-- Start Given information --

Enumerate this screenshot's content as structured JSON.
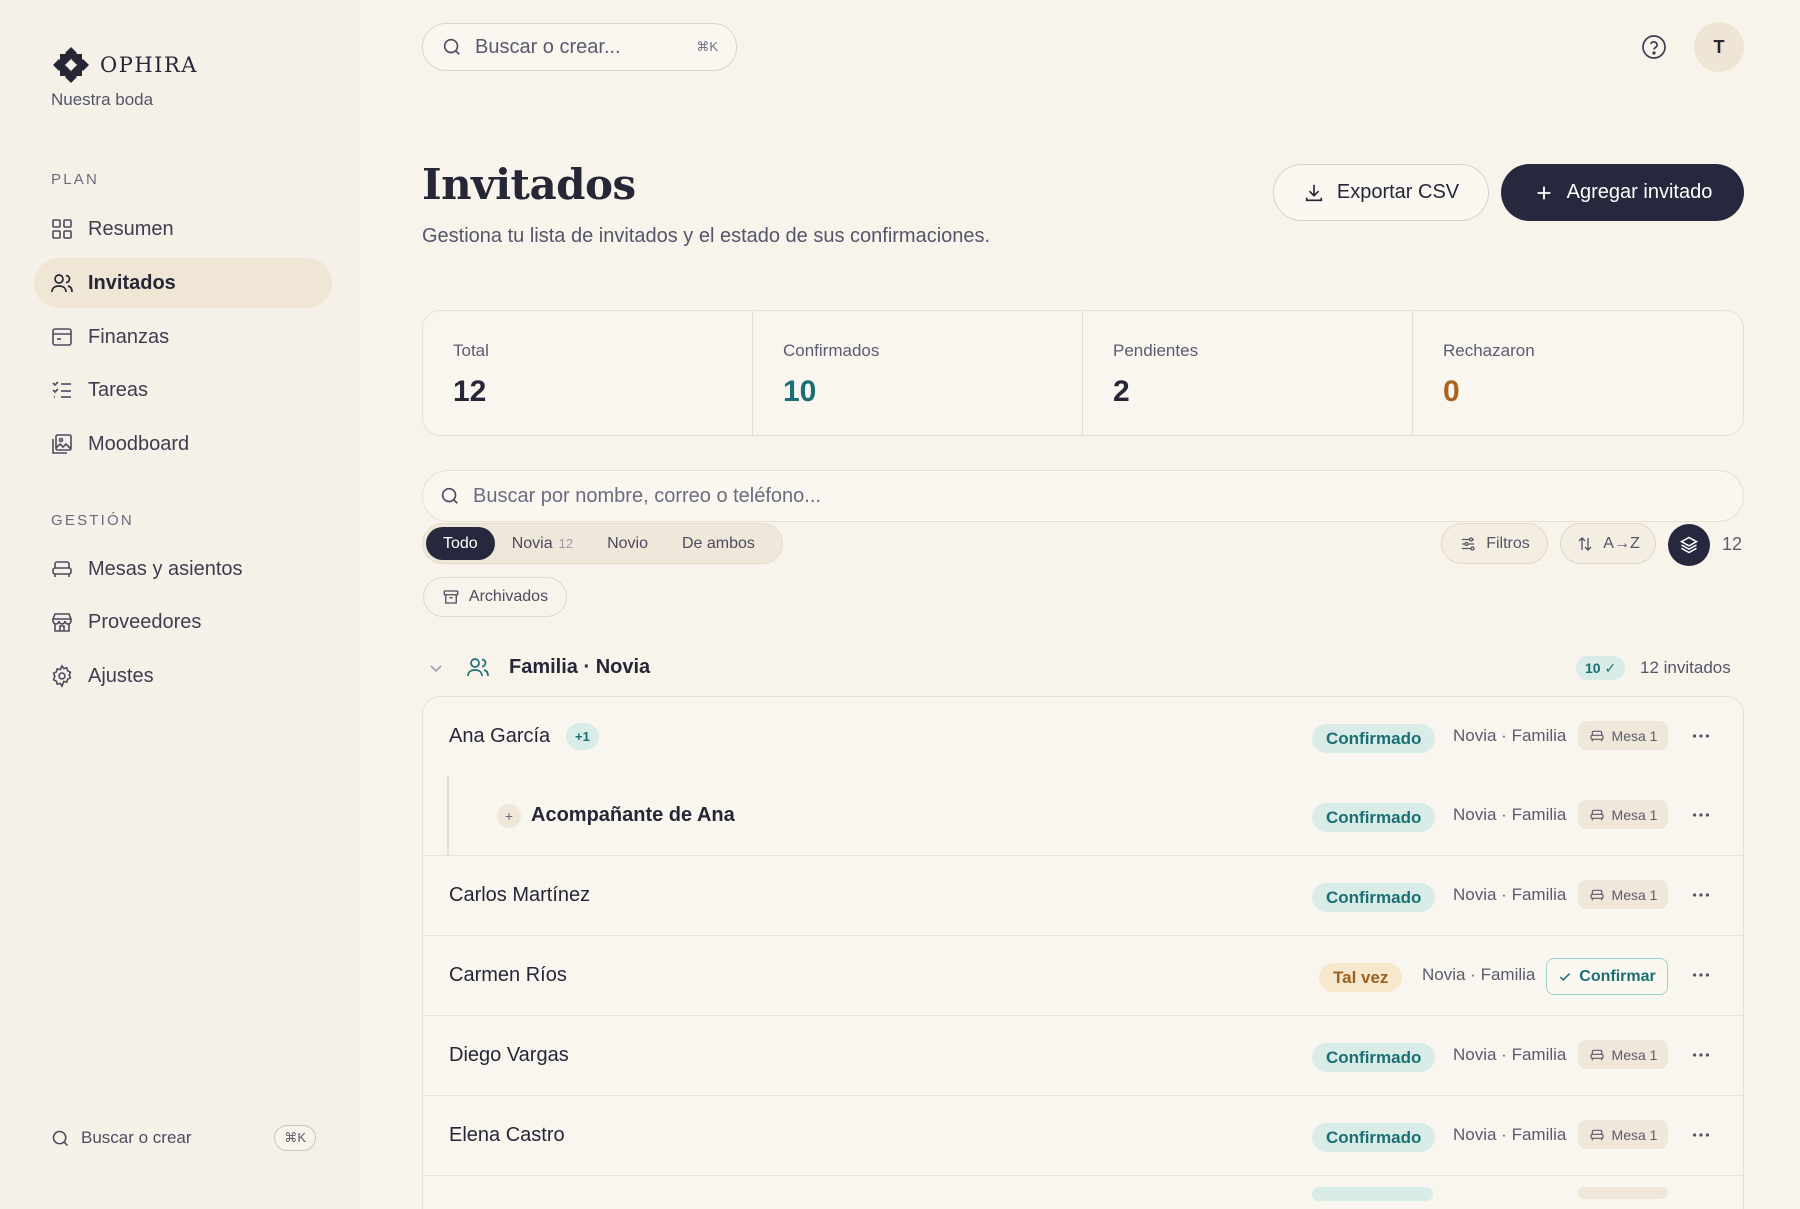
{
  "brand": {
    "name": "OPHIRA",
    "subtitle": "Nuestra boda"
  },
  "sidebar": {
    "plan_label": "PLAN",
    "plan_items": [
      {
        "label": "Resumen",
        "icon": "grid-icon"
      },
      {
        "label": "Invitados",
        "icon": "users-icon",
        "active": true
      },
      {
        "label": "Finanzas",
        "icon": "wallet-icon"
      },
      {
        "label": "Tareas",
        "icon": "checklist-icon"
      },
      {
        "label": "Moodboard",
        "icon": "image-icon"
      }
    ],
    "gestion_label": "GESTIÓN",
    "gestion_items": [
      {
        "label": "Mesas y asientos",
        "icon": "sofa-icon"
      },
      {
        "label": "Proveedores",
        "icon": "store-icon"
      },
      {
        "label": "Ajustes",
        "icon": "gear-icon"
      }
    ],
    "search_label": "Buscar o crear",
    "search_shortcut": "⌘K"
  },
  "topbar": {
    "search_placeholder": "Buscar o crear...",
    "search_shortcut": "⌘K",
    "avatar_initial": "T"
  },
  "header": {
    "title": "Invitados",
    "subtitle": "Gestiona tu lista de invitados y el estado de sus confirmaciones.",
    "export_label": "Exportar CSV",
    "add_label": "Agregar invitado"
  },
  "stats": [
    {
      "label": "Total",
      "value": "12",
      "color": "#262637"
    },
    {
      "label": "Confirmados",
      "value": "10",
      "color": "#1a6f74"
    },
    {
      "label": "Pendientes",
      "value": "2",
      "color": "#262637"
    },
    {
      "label": "Rechazaron",
      "value": "0",
      "color": "#a8651f"
    }
  ],
  "filters": {
    "search_placeholder": "Buscar por nombre, correo o teléfono...",
    "segments": [
      {
        "label": "Todo",
        "active": true
      },
      {
        "label": "Novia",
        "count": "12"
      },
      {
        "label": "Novio"
      },
      {
        "label": "De ambos"
      }
    ],
    "filters_label": "Filtros",
    "sort_label": "A→Z",
    "total": "12",
    "archived_label": "Archivados"
  },
  "group": {
    "title": "Familia · Novia",
    "badge": "10 ✓",
    "count_label": "12 invitados"
  },
  "guests": [
    {
      "name": "Ana García",
      "plus": "+1",
      "status": "Confirmado",
      "meta": "Novia · Familia",
      "table": "Mesa 1"
    },
    {
      "name": "Acompañante de Ana",
      "sub_marker": "+",
      "status": "Confirmado",
      "meta": "Novia · Familia",
      "table": "Mesa 1"
    },
    {
      "name": "Carlos Martínez",
      "status": "Confirmado",
      "meta": "Novia · Familia",
      "table": "Mesa 1"
    },
    {
      "name": "Carmen Ríos",
      "status": "Tal vez",
      "meta": "Novia · Familia",
      "action": "Confirmar"
    },
    {
      "name": "Diego Vargas",
      "status": "Confirmado",
      "meta": "Novia · Familia",
      "table": "Mesa 1"
    },
    {
      "name": "Elena Castro",
      "status": "Confirmado",
      "meta": "Novia · Familia",
      "table": "Mesa 1"
    }
  ]
}
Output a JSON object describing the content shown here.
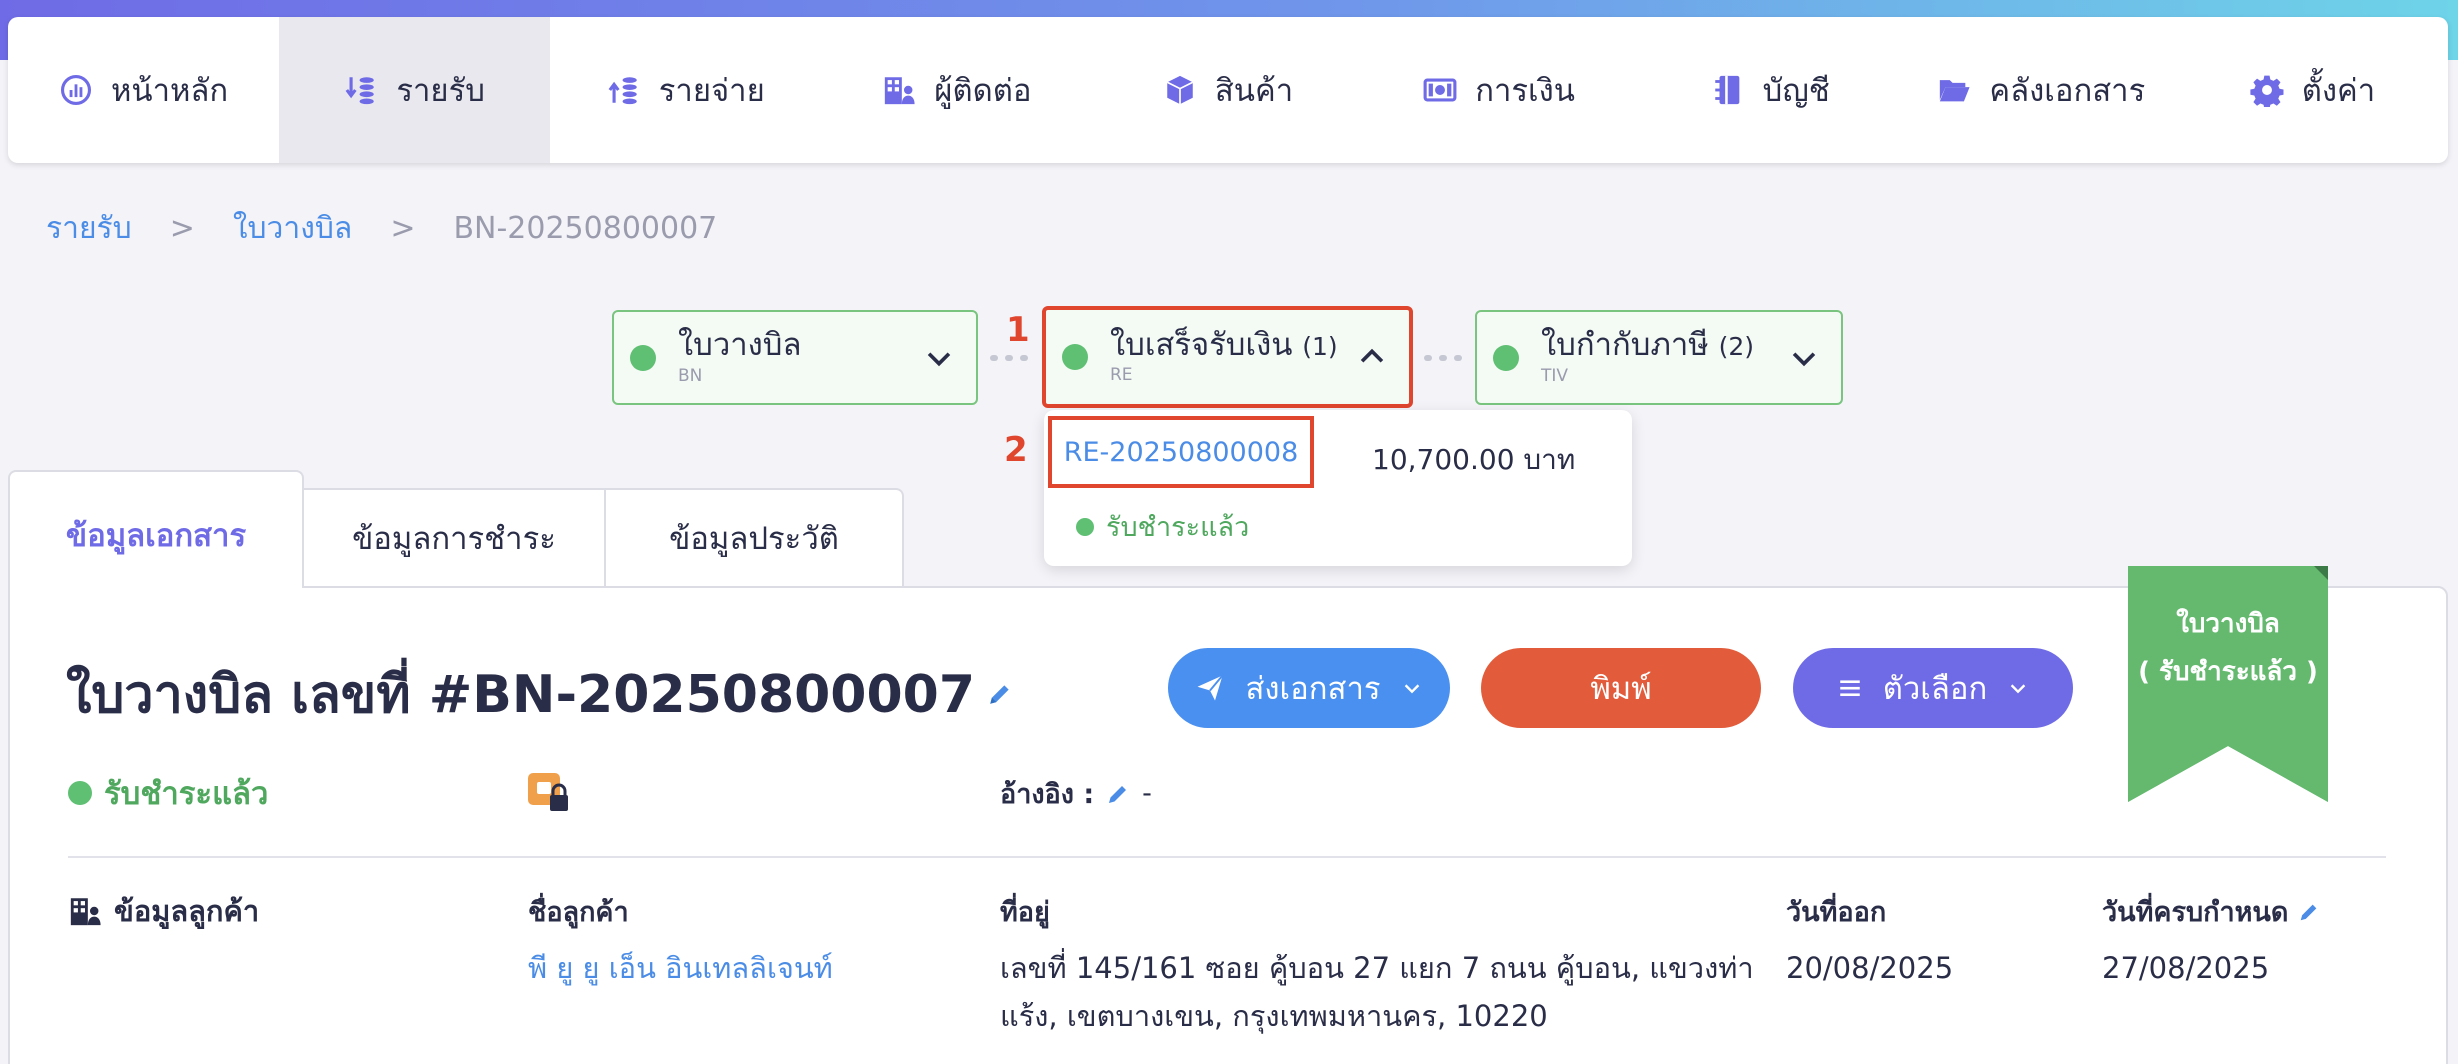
{
  "nav": {
    "items": [
      {
        "label": "หน้าหลัก",
        "icon": "dashboard-icon"
      },
      {
        "label": "รายรับ",
        "icon": "income-icon",
        "active": true
      },
      {
        "label": "รายจ่าย",
        "icon": "expense-icon"
      },
      {
        "label": "ผู้ติดต่อ",
        "icon": "contacts-icon"
      },
      {
        "label": "สินค้า",
        "icon": "box-icon"
      },
      {
        "label": "การเงิน",
        "icon": "money-icon"
      },
      {
        "label": "บัญชี",
        "icon": "ledger-icon"
      },
      {
        "label": "คลังเอกสาร",
        "icon": "folder-icon"
      },
      {
        "label": "ตั้งค่า",
        "icon": "gear-icon"
      }
    ]
  },
  "breadcrumb": {
    "level1": "รายรับ",
    "level2": "ใบวางบิล",
    "current": "BN-20250800007",
    "separator": ">"
  },
  "flow": {
    "billing": {
      "label": "ใบวางบิล",
      "code": "BN"
    },
    "receipt": {
      "label": "ใบเสร็จรับเงิน",
      "count": "(1)",
      "code": "RE"
    },
    "tax_invoice": {
      "label": "ใบกำกับภาษี",
      "count": "(2)",
      "code": "TIV"
    }
  },
  "annotations": {
    "first": "1",
    "second": "2"
  },
  "receipt_dropdown": {
    "doc_id": "RE-20250800008",
    "amount": "10,700.00 บาท",
    "status": "รับชำระแล้ว"
  },
  "tabs": {
    "doc_info": "ข้อมูลเอกสาร",
    "payment_info": "ข้อมูลการชำระ",
    "history": "ข้อมูลประวัติ"
  },
  "document": {
    "title": "ใบวางบิล เลขที่ #BN-20250800007",
    "status": "รับชำระแล้ว",
    "reference_label": "อ้างอิง :",
    "reference_value": "-"
  },
  "buttons": {
    "send": "ส่งเอกสาร",
    "print": "พิมพ์",
    "options": "ตัวเลือก"
  },
  "ribbon": {
    "line1": "ใบวางบิล",
    "line2": "( รับชำระแล้ว )"
  },
  "customer": {
    "section_title": "ข้อมูลลูกค้า",
    "name_label": "ชื่อลูกค้า",
    "name": "พี ยู ยู เอ็น อินเทลลิเจนท์",
    "address_label": "ที่อยู่",
    "address_line1": "เลขที่ 145/161 ซอย คู้บอน 27 แยก 7 ถนน คู้บอน, แขวงท่า",
    "address_line2": "แร้ง, เขตบางเขน, กรุงเทพมหานคร, 10220",
    "issue_date_label": "วันที่ออก",
    "issue_date": "20/08/2025",
    "due_date_label": "วันที่ครบกำหนด",
    "due_date": "27/08/2025"
  },
  "colors": {
    "primary": "#6f6be6",
    "link": "#4a8ce6",
    "success": "#5fbf73",
    "print": "#e25b3a",
    "send": "#4a90f0",
    "highlight": "#e0452e"
  }
}
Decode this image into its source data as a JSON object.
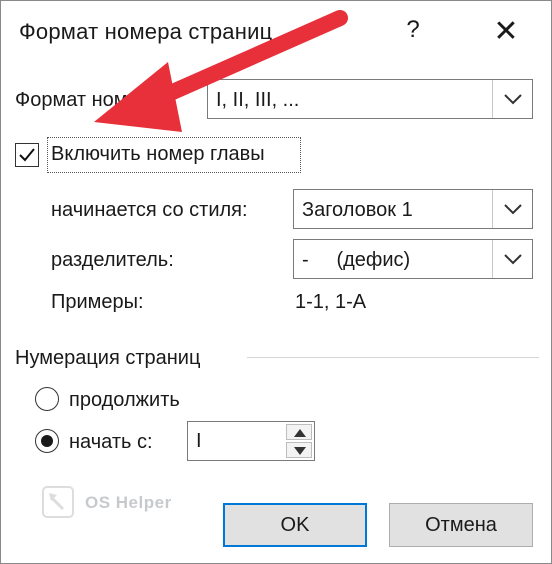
{
  "dialog": {
    "title": "Формат номера страниц",
    "help_glyph": "?",
    "close_glyph": "✕"
  },
  "number_format": {
    "label": "Формат номера:",
    "value": "I, II, III, ..."
  },
  "include_chapter": {
    "label": "Включить номер главы",
    "checked": true
  },
  "chapter_style": {
    "label": "начинается со стиля:",
    "value": "Заголовок 1"
  },
  "separator": {
    "label": "разделитель:",
    "value": "-     (дефис)"
  },
  "examples": {
    "label": "Примеры:",
    "value": "1-1, 1-A"
  },
  "page_numbering": {
    "group_label": "Нумерация страниц",
    "continue_label": "продолжить",
    "start_label": "начать с:",
    "selected": "start",
    "start_value": "I"
  },
  "buttons": {
    "ok": "OK",
    "cancel": "Отмена"
  },
  "watermark": {
    "text": "OS Helper"
  },
  "colors": {
    "accent": "#0078d7",
    "annotation_arrow": "#e8303a"
  }
}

-- End Given information --

Skipping the pictures, transcribe each line above exactly as it appears.

* _Complete output_:
Enumerate this screenshot's content as structured JSON.
{
  "brand": {
    "name": "OPHIRA",
    "subtitle": "Nuestra boda"
  },
  "sidebar": {
    "plan_label": "PLAN",
    "plan_items": [
      {
        "label": "Resumen",
        "icon": "grid-icon"
      },
      {
        "label": "Invitados",
        "icon": "users-icon",
        "active": true
      },
      {
        "label": "Finanzas",
        "icon": "wallet-icon"
      },
      {
        "label": "Tareas",
        "icon": "checklist-icon"
      },
      {
        "label": "Moodboard",
        "icon": "image-icon"
      }
    ],
    "gestion_label": "GESTIÓN",
    "gestion_items": [
      {
        "label": "Mesas y asientos",
        "icon": "sofa-icon"
      },
      {
        "label": "Proveedores",
        "icon": "store-icon"
      },
      {
        "label": "Ajustes",
        "icon": "gear-icon"
      }
    ],
    "search_label": "Buscar o crear",
    "search_shortcut": "⌘K"
  },
  "topbar": {
    "search_placeholder": "Buscar o crear...",
    "search_shortcut": "⌘K",
    "avatar_initial": "T"
  },
  "header": {
    "title": "Invitados",
    "subtitle": "Gestiona tu lista de invitados y el estado de sus confirmaciones.",
    "export_label": "Exportar CSV",
    "add_label": "Agregar invitado"
  },
  "stats": [
    {
      "label": "Total",
      "value": "12",
      "color": "#262637"
    },
    {
      "label": "Confirmados",
      "value": "10",
      "color": "#1a6f74"
    },
    {
      "label": "Pendientes",
      "value": "2",
      "color": "#262637"
    },
    {
      "label": "Rechazaron",
      "value": "0",
      "color": "#a8651f"
    }
  ],
  "filters": {
    "search_placeholder": "Buscar por nombre, correo o teléfono...",
    "segments": [
      {
        "label": "Todo",
        "active": true
      },
      {
        "label": "Novia",
        "count": "12"
      },
      {
        "label": "Novio"
      },
      {
        "label": "De ambos"
      }
    ],
    "filters_label": "Filtros",
    "sort_label": "A→Z",
    "total": "12",
    "archived_label": "Archivados"
  },
  "group": {
    "title": "Familia · Novia",
    "badge": "10 ✓",
    "count_label": "12 invitados"
  },
  "guests": [
    {
      "name": "Ana García",
      "plus": "+1",
      "status": "Confirmado",
      "meta": "Novia · Familia",
      "table": "Mesa 1"
    },
    {
      "name": "Acompañante de Ana",
      "sub_marker": "+",
      "status": "Confirmado",
      "meta": "Novia · Familia",
      "table": "Mesa 1"
    },
    {
      "name": "Carlos Martínez",
      "status": "Confirmado",
      "meta": "Novia · Familia",
      "table": "Mesa 1"
    },
    {
      "name": "Carmen Ríos",
      "status": "Tal vez",
      "meta": "Novia · Familia",
      "action": "Confirmar"
    },
    {
      "name": "Diego Vargas",
      "status": "Confirmado",
      "meta": "Novia · Familia",
      "table": "Mesa 1"
    },
    {
      "name": "Elena Castro",
      "status": "Confirmado",
      "meta": "Novia · Familia",
      "table": "Mesa 1"
    }
  ]
}
Output a JSON object describing the content shown here.
{
  "nav": {
    "items": [
      {
        "label": "หน้าหลัก",
        "icon": "dashboard-icon"
      },
      {
        "label": "รายรับ",
        "icon": "income-icon",
        "active": true
      },
      {
        "label": "รายจ่าย",
        "icon": "expense-icon"
      },
      {
        "label": "ผู้ติดต่อ",
        "icon": "contacts-icon"
      },
      {
        "label": "สินค้า",
        "icon": "box-icon"
      },
      {
        "label": "การเงิน",
        "icon": "money-icon"
      },
      {
        "label": "บัญชี",
        "icon": "ledger-icon"
      },
      {
        "label": "คลังเอกสาร",
        "icon": "folder-icon"
      },
      {
        "label": "ตั้งค่า",
        "icon": "gear-icon"
      }
    ]
  },
  "breadcrumb": {
    "level1": "รายรับ",
    "level2": "ใบวางบิล",
    "current": "BN-20250800007",
    "separator": ">"
  },
  "flow": {
    "billing": {
      "label": "ใบวางบิล",
      "code": "BN"
    },
    "receipt": {
      "label": "ใบเสร็จรับเงิน",
      "count": "(1)",
      "code": "RE"
    },
    "tax_invoice": {
      "label": "ใบกำกับภาษี",
      "count": "(2)",
      "code": "TIV"
    }
  },
  "annotations": {
    "first": "1",
    "second": "2"
  },
  "receipt_dropdown": {
    "doc_id": "RE-20250800008",
    "amount": "10,700.00 บาท",
    "status": "รับชำระแล้ว"
  },
  "tabs": {
    "doc_info": "ข้อมูลเอกสาร",
    "payment_info": "ข้อมูลการชำระ",
    "history": "ข้อมูลประวัติ"
  },
  "document": {
    "title": "ใบวางบิล เลขที่ #BN-20250800007",
    "status": "รับชำระแล้ว",
    "reference_label": "อ้างอิง :",
    "reference_value": "-"
  },
  "buttons": {
    "send": "ส่งเอกสาร",
    "print": "พิมพ์",
    "options": "ตัวเลือก"
  },
  "ribbon": {
    "line1": "ใบวางบิล",
    "line2": "( รับชำระแล้ว )"
  },
  "customer": {
    "section_title": "ข้อมูลลูกค้า",
    "name_label": "ชื่อลูกค้า",
    "name": "พี ยู ยู เอ็น อินเทลลิเจนท์",
    "address_label": "ที่อยู่",
    "address_line1": "เลขที่ 145/161 ซอย คู้บอน 27 แยก 7 ถนน คู้บอน, แขวงท่า",
    "address_line2": "แร้ง, เขตบางเขน, กรุงเทพมหานคร, 10220",
    "issue_date_label": "วันที่ออก",
    "issue_date": "20/08/2025",
    "due_date_label": "วันที่ครบกำหนด",
    "due_date": "27/08/2025"
  },
  "colors": {
    "primary": "#6f6be6",
    "link": "#4a8ce6",
    "success": "#5fbf73",
    "print": "#e25b3a",
    "send": "#4a90f0",
    "highlight": "#e0452e"
  }
}
Decode this image into its source data as a JSON object.
{
  "dialog": {
    "title": "Формат номера страниц",
    "help_glyph": "?",
    "close_glyph": "✕"
  },
  "number_format": {
    "label": "Формат номера:",
    "value": "I, II, III, ..."
  },
  "include_chapter": {
    "label": "Включить номер главы",
    "checked": true
  },
  "chapter_style": {
    "label": "начинается со стиля:",
    "value": "Заголовок 1"
  },
  "separator": {
    "label": "разделитель:",
    "value": "-     (дефис)"
  },
  "examples": {
    "label": "Примеры:",
    "value": "1-1, 1-A"
  },
  "page_numbering": {
    "group_label": "Нумерация страниц",
    "continue_label": "продолжить",
    "start_label": "начать с:",
    "selected": "start",
    "start_value": "I"
  },
  "buttons": {
    "ok": "OK",
    "cancel": "Отмена"
  },
  "watermark": {
    "text": "OS Helper"
  },
  "colors": {
    "accent": "#0078d7",
    "annotation_arrow": "#e8303a"
  }
}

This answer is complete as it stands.